- _Records for processing_

------------------------------------

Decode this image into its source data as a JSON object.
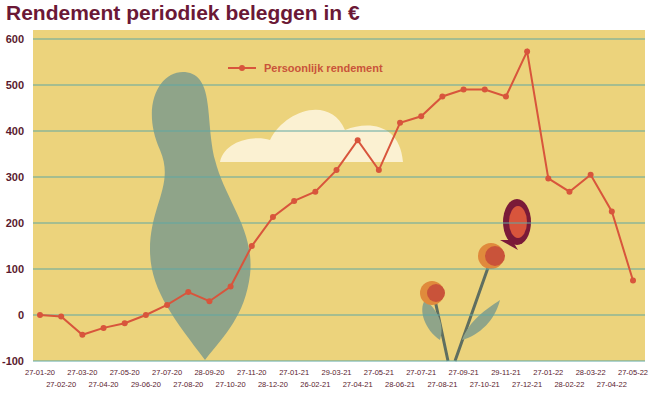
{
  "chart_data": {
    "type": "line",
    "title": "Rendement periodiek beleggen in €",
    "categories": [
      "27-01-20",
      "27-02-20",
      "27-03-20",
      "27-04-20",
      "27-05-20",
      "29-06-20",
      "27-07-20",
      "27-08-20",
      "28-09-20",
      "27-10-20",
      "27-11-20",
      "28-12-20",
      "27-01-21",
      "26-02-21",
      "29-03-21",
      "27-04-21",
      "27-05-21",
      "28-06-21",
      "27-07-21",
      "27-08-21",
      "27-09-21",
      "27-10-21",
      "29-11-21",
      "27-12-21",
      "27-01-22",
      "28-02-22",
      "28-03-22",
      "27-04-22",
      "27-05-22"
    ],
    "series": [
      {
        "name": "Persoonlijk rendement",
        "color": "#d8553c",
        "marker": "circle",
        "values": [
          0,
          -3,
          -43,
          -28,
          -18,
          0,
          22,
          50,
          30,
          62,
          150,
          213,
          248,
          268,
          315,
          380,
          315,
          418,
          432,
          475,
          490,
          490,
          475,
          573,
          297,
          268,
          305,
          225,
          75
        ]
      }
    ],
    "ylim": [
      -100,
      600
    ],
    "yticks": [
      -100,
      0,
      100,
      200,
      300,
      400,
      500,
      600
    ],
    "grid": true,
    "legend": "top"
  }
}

------------------------------------

- _To do_
Drop the images and quote the entries word for word.

- _Complete output_
Decode this image into its source data as a JSON object.
{
  "chart_data": {
    "type": "line",
    "title": "Rendement periodiek beleggen in €",
    "categories": [
      "27-01-20",
      "27-02-20",
      "27-03-20",
      "27-04-20",
      "27-05-20",
      "29-06-20",
      "27-07-20",
      "27-08-20",
      "28-09-20",
      "27-10-20",
      "27-11-20",
      "28-12-20",
      "27-01-21",
      "26-02-21",
      "29-03-21",
      "27-04-21",
      "27-05-21",
      "28-06-21",
      "27-07-21",
      "27-08-21",
      "27-09-21",
      "27-10-21",
      "29-11-21",
      "27-12-21",
      "27-01-22",
      "28-02-22",
      "28-03-22",
      "27-04-22",
      "27-05-22"
    ],
    "series": [
      {
        "name": "Persoonlijk rendement",
        "color": "#d8553c",
        "marker": "circle",
        "values": [
          0,
          -3,
          -43,
          -28,
          -18,
          0,
          22,
          50,
          30,
          62,
          150,
          213,
          248,
          268,
          315,
          380,
          315,
          418,
          432,
          475,
          490,
          490,
          475,
          573,
          297,
          268,
          305,
          225,
          75
        ]
      }
    ],
    "ylim": [
      -100,
      600
    ],
    "yticks": [
      -100,
      0,
      100,
      200,
      300,
      400,
      500,
      600
    ],
    "grid": true,
    "legend": "top"
  }
}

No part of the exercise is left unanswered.